### [WHAT YOU NEED TO DO]
Without further comment, state how many lines in the listing below contain the word "Profile".

┄┄┄┄┄┄

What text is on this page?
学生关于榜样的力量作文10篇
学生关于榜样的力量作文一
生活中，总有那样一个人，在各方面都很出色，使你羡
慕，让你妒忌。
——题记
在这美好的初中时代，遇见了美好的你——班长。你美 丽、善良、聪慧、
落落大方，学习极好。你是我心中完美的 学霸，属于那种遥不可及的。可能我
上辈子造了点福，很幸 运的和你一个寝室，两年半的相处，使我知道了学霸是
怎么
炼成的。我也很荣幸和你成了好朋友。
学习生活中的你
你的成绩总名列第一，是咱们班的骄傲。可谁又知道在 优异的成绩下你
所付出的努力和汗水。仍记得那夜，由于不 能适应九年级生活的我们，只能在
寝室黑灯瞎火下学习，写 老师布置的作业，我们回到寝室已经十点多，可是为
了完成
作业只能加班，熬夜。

┄┄┄┄┄┄

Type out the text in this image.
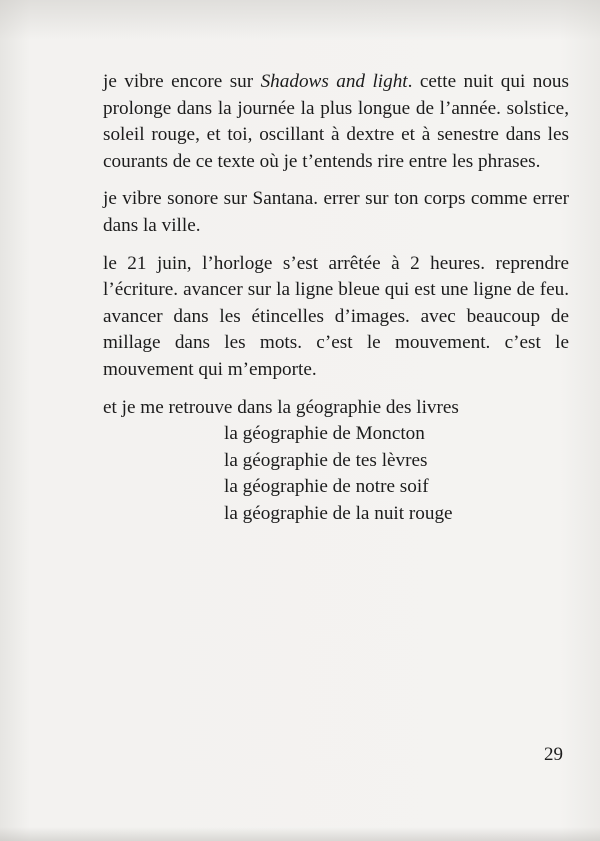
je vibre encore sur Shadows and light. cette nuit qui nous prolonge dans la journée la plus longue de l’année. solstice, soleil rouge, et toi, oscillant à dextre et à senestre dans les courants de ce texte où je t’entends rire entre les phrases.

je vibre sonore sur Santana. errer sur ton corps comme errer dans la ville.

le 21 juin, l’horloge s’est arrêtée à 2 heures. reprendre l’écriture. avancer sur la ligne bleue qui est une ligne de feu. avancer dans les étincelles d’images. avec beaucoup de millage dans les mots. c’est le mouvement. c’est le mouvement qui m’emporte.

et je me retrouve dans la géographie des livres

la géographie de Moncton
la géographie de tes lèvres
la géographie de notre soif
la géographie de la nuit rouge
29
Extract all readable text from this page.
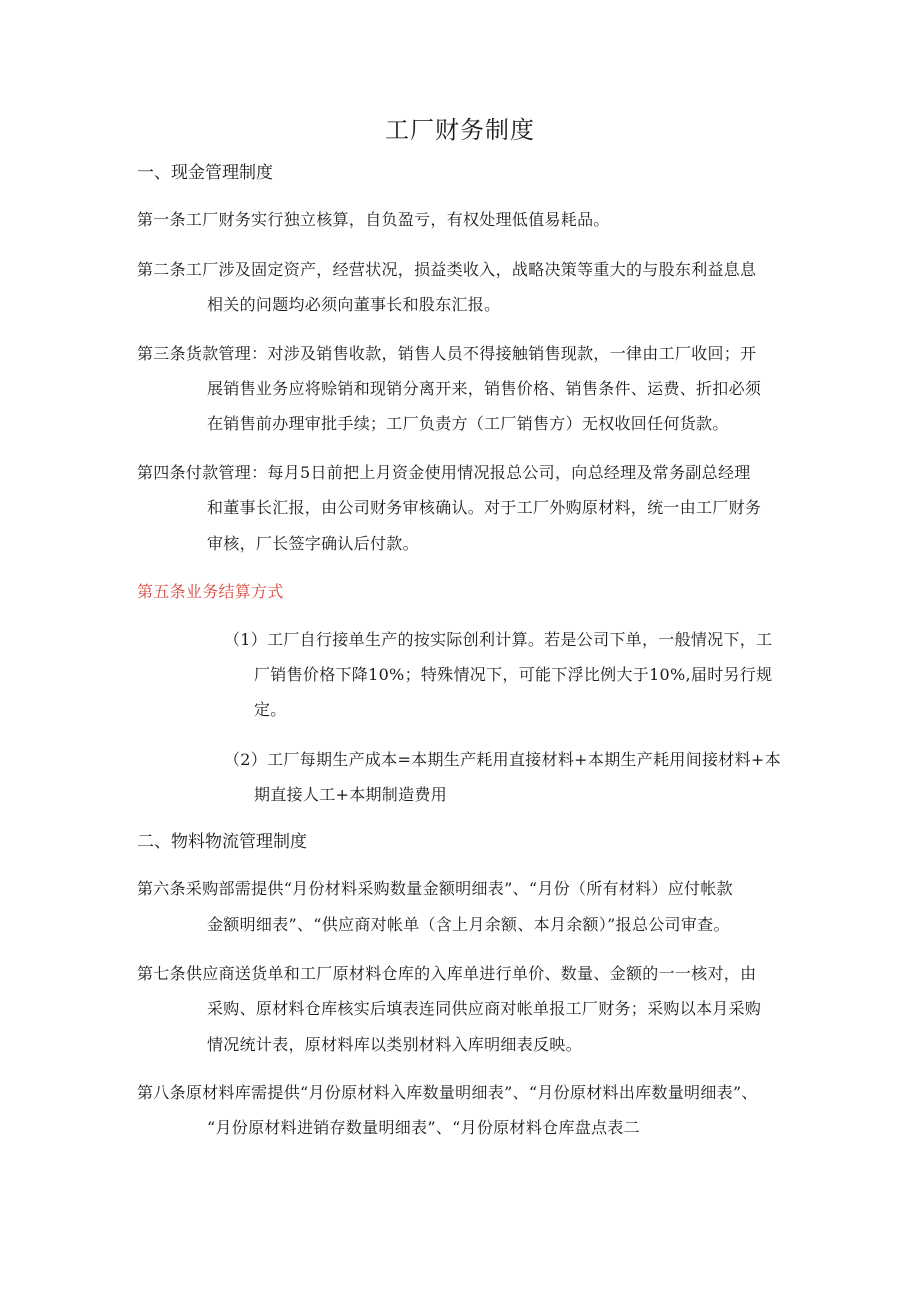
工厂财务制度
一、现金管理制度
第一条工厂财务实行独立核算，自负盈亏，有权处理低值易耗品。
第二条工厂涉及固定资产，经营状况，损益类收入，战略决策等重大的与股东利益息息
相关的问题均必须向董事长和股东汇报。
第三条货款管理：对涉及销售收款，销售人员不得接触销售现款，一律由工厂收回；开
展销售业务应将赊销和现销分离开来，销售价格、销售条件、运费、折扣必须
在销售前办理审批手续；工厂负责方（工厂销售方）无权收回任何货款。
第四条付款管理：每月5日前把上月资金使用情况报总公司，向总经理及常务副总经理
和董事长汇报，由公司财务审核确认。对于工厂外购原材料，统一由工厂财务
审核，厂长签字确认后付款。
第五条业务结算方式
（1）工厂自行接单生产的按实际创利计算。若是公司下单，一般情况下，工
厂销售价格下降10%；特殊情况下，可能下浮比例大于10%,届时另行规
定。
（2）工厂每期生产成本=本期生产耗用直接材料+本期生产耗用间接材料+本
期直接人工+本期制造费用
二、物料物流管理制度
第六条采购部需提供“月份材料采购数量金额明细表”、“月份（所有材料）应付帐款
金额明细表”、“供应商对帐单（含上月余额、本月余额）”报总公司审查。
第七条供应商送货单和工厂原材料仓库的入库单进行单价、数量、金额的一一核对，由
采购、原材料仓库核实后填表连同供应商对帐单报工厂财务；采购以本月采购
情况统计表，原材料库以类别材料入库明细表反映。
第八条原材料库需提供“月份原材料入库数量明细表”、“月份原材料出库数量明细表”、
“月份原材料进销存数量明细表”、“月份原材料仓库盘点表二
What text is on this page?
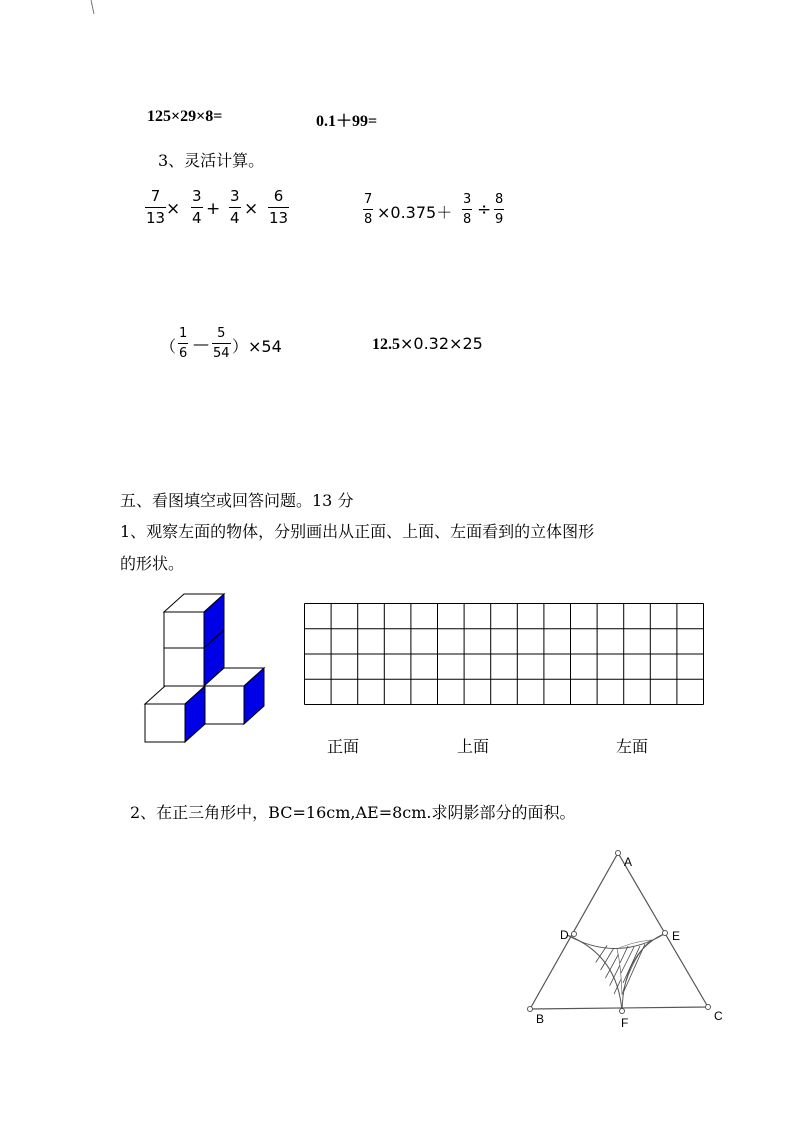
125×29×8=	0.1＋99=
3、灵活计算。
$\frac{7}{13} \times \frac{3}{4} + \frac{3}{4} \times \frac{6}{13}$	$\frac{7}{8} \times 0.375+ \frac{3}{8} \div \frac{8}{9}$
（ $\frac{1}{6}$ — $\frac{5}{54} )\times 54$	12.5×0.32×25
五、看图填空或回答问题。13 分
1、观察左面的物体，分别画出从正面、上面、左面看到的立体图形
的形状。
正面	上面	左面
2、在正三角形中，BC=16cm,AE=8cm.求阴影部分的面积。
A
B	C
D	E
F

┄┄┄┄┄┄

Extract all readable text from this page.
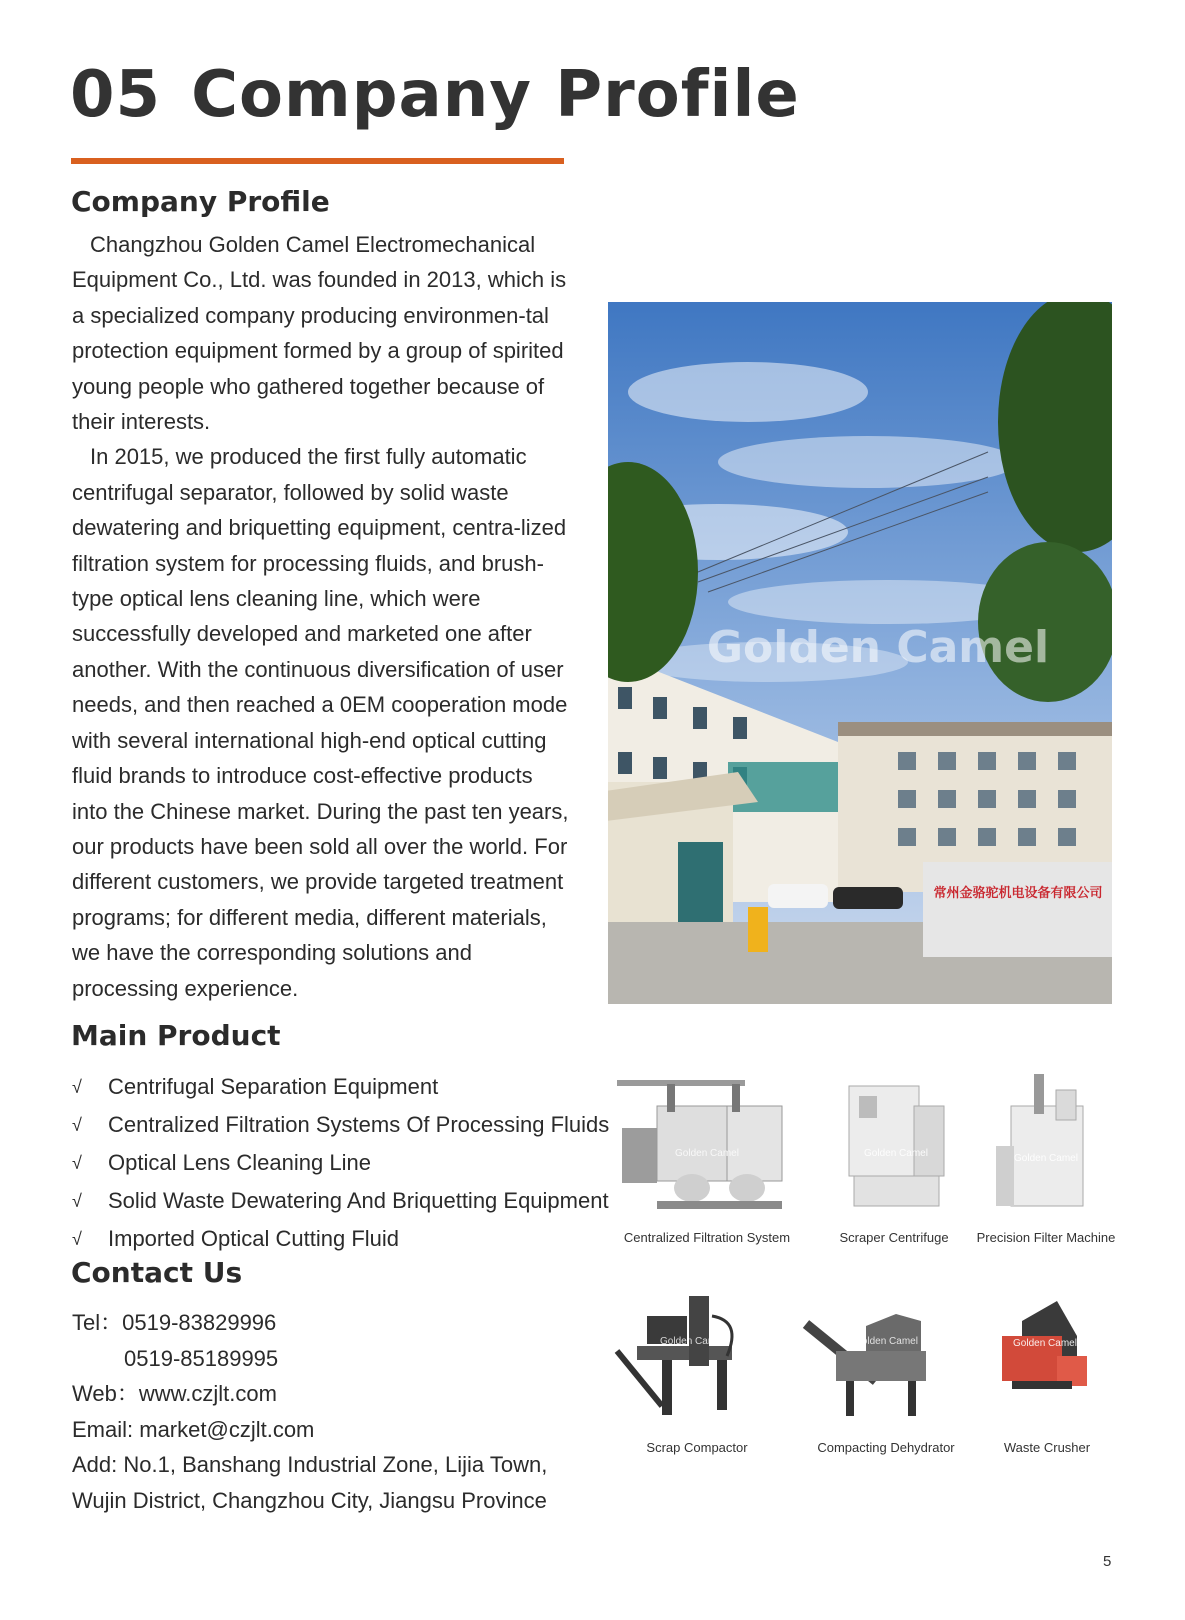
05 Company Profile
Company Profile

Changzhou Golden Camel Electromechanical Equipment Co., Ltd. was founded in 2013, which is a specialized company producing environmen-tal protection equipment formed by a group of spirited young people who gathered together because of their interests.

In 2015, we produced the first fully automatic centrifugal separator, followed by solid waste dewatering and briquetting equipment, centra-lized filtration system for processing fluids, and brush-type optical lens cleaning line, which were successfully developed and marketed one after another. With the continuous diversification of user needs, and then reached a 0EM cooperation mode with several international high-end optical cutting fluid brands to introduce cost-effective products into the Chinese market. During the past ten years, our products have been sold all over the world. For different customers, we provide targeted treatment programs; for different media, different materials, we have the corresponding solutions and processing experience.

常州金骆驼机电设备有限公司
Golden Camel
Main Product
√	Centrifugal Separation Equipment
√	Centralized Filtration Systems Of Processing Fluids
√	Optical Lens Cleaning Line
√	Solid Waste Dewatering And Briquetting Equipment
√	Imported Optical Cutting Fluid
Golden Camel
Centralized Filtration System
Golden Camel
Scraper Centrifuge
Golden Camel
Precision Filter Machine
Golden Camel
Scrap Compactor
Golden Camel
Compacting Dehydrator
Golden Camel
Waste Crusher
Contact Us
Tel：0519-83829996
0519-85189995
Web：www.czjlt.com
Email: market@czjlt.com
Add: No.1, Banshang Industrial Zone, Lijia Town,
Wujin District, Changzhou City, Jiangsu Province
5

┄┄┄┄┄┄

### [EXPECTED ANSWER]
2